**Aim of the task**
Every entry is to be returned verbatim.

**Data provided**
__________
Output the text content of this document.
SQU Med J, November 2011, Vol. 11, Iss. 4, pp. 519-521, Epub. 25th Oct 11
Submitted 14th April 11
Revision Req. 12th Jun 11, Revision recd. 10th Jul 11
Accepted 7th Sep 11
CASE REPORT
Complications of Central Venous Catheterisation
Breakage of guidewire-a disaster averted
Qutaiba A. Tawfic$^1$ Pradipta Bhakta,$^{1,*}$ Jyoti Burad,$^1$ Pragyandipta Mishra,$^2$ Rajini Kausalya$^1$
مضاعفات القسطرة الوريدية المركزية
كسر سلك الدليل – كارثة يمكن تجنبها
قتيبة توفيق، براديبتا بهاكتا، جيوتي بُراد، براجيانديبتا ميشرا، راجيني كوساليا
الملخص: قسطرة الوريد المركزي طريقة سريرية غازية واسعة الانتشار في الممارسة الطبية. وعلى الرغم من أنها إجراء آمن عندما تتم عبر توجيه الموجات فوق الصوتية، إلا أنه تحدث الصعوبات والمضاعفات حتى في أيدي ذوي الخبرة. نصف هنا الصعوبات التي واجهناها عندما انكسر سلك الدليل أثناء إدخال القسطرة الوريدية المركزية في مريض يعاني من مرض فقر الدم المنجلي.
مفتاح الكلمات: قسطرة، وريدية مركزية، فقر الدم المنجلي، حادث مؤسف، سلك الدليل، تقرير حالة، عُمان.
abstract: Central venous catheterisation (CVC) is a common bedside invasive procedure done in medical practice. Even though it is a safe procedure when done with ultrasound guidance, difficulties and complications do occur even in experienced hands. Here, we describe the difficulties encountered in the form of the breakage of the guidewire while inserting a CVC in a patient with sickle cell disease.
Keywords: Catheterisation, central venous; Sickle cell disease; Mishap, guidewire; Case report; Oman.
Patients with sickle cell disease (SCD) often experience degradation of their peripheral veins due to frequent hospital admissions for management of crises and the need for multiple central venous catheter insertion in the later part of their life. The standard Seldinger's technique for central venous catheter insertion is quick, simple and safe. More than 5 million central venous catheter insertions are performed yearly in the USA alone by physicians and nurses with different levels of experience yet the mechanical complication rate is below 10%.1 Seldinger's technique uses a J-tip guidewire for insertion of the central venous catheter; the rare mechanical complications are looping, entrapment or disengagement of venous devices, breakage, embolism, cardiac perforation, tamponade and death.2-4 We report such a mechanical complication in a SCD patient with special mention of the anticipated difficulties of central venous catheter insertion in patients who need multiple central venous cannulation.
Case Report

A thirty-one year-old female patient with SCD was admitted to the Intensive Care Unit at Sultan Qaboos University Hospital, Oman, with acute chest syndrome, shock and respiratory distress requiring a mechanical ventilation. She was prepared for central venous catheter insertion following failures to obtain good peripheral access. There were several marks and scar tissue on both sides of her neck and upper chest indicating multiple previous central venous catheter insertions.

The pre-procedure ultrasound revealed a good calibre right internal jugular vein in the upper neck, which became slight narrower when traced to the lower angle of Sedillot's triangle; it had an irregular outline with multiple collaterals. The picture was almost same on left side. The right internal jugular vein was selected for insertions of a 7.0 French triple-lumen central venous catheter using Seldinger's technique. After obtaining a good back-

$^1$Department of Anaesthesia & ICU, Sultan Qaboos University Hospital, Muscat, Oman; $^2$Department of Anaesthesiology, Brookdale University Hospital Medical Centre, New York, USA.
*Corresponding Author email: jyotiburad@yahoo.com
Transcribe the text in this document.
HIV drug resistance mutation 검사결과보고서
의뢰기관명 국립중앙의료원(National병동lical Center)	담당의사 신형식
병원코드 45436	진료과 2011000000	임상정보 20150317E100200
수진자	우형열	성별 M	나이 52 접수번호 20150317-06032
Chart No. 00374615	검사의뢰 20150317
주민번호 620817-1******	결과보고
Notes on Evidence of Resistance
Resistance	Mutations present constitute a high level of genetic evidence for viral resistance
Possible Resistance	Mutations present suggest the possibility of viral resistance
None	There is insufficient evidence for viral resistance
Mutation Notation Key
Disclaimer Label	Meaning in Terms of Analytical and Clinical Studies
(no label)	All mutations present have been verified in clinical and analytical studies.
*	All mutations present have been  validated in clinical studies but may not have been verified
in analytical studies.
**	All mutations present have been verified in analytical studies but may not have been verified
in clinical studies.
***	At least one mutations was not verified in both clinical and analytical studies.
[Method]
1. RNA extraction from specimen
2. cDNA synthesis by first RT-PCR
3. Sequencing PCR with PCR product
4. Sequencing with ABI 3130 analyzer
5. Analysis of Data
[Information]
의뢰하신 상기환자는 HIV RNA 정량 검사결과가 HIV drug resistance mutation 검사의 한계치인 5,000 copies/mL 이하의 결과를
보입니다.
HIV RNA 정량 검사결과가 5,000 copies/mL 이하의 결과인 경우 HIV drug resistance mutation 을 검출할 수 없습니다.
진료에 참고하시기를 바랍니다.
__________
**Answer for the task**
Output the text content of this document.
SQU Med J, November 2011, Vol. 11, Iss. 4, pp. 519-521, Epub. 25th Oct 11
Submitted 14th April 11
Revision Req. 12th Jun 11, Revision recd. 10th Jul 11
Accepted 7th Sep 11
CASE REPORT
Complications of Central Venous Catheterisation
Breakage of guidewire-a disaster averted
Qutaiba A. Tawfic$^1$ Pradipta Bhakta,$^{1,*}$ Jyoti Burad,$^1$ Pragyandipta Mishra,$^2$ Rajini Kausalya$^1$
مضاعفات القسطرة الوريدية المركزية
كسر سلك الدليل – كارثة يمكن تجنبها
قتيبة توفيق، براديبتا بهاكتا، جيوتي بُراد، براجيانديبتا ميشرا، راجيني كوساليا
الملخص: قسطرة الوريد المركزي طريقة سريرية غازية واسعة الانتشار في الممارسة الطبية. وعلى الرغم من أنها إجراء آمن عندما تتم عبر توجيه الموجات فوق الصوتية، إلا أنه تحدث الصعوبات والمضاعفات حتى في أيدي ذوي الخبرة. نصف هنا الصعوبات التي واجهناها عندما انكسر سلك الدليل أثناء إدخال القسطرة الوريدية المركزية في مريض يعاني من مرض فقر الدم المنجلي.
مفتاح الكلمات: قسطرة، وريدية مركزية، فقر الدم المنجلي، حادث مؤسف، سلك الدليل، تقرير حالة، عُمان.
abstract: Central venous catheterisation (CVC) is a common bedside invasive procedure done in medical practice. Even though it is a safe procedure when done with ultrasound guidance, difficulties and complications do occur even in experienced hands. Here, we describe the difficulties encountered in the form of the breakage of the guidewire while inserting a CVC in a patient with sickle cell disease.
Keywords: Catheterisation, central venous; Sickle cell disease; Mishap, guidewire; Case report; Oman.
Patients with sickle cell disease (SCD) often experience degradation of their peripheral veins due to frequent hospital admissions for management of crises and the need for multiple central venous catheter insertion in the later part of their life. The standard Seldinger's technique for central venous catheter insertion is quick, simple and safe. More than 5 million central venous catheter insertions are performed yearly in the USA alone by physicians and nurses with different levels of experience yet the mechanical complication rate is below 10%.1 Seldinger's technique uses a J-tip guidewire for insertion of the central venous catheter; the rare mechanical complications are looping, entrapment or disengagement of venous devices, breakage, embolism, cardiac perforation, tamponade and death.2-4 We report such a mechanical complication in a SCD patient with special mention of the anticipated difficulties of central venous catheter insertion in patients who need multiple central venous cannulation.
Case Report

A thirty-one year-old female patient with SCD was admitted to the Intensive Care Unit at Sultan Qaboos University Hospital, Oman, with acute chest syndrome, shock and respiratory distress requiring a mechanical ventilation. She was prepared for central venous catheter insertion following failures to obtain good peripheral access. There were several marks and scar tissue on both sides of her neck and upper chest indicating multiple previous central venous catheter insertions.

The pre-procedure ultrasound revealed a good calibre right internal jugular vein in the upper neck, which became slight narrower when traced to the lower angle of Sedillot's triangle; it had an irregular outline with multiple collaterals. The picture was almost same on left side. The right internal jugular vein was selected for insertions of a 7.0 French triple-lumen central venous catheter using Seldinger's technique. After obtaining a good back-

$^1$Department of Anaesthesia & ICU, Sultan Qaboos University Hospital, Muscat, Oman; $^2$Department of Anaesthesiology, Brookdale University Hospital Medical Centre, New York, USA.
*Corresponding Author email: jyotiburad@yahoo.com
Transcribe the text in this document.
HIV drug resistance mutation 검사결과보고서
의뢰기관명 국립중앙의료원(National병동lical Center)	담당의사 신형식
병원코드 45436	진료과 2011000000	임상정보 20150317E100200
수진자	우형열	성별 M	나이 52 접수번호 20150317-06032
Chart No. 00374615	검사의뢰 20150317
주민번호 620817-1******	결과보고
Notes on Evidence of Resistance
Resistance	Mutations present constitute a high level of genetic evidence for viral resistance
Possible Resistance	Mutations present suggest the possibility of viral resistance
None	There is insufficient evidence for viral resistance
Mutation Notation Key
Disclaimer Label	Meaning in Terms of Analytical and Clinical Studies
(no label)	All mutations present have been verified in clinical and analytical studies.
*	All mutations present have been  validated in clinical studies but may not have been verified
in analytical studies.
**	All mutations present have been verified in analytical studies but may not have been verified
in clinical studies.
***	At least one mutations was not verified in both clinical and analytical studies.
[Method]
1. RNA extraction from specimen
2. cDNA synthesis by first RT-PCR
3. Sequencing PCR with PCR product
4. Sequencing with ABI 3130 analyzer
5. Analysis of Data
[Information]
의뢰하신 상기환자는 HIV RNA 정량 검사결과가 HIV drug resistance mutation 검사의 한계치인 5,000 copies/mL 이하의 결과를
보입니다.
HIV RNA 정량 검사결과가 5,000 copies/mL 이하의 결과인 경우 HIV drug resistance mutation 을 검출할 수 없습니다.
진료에 참고하시기를 바랍니다.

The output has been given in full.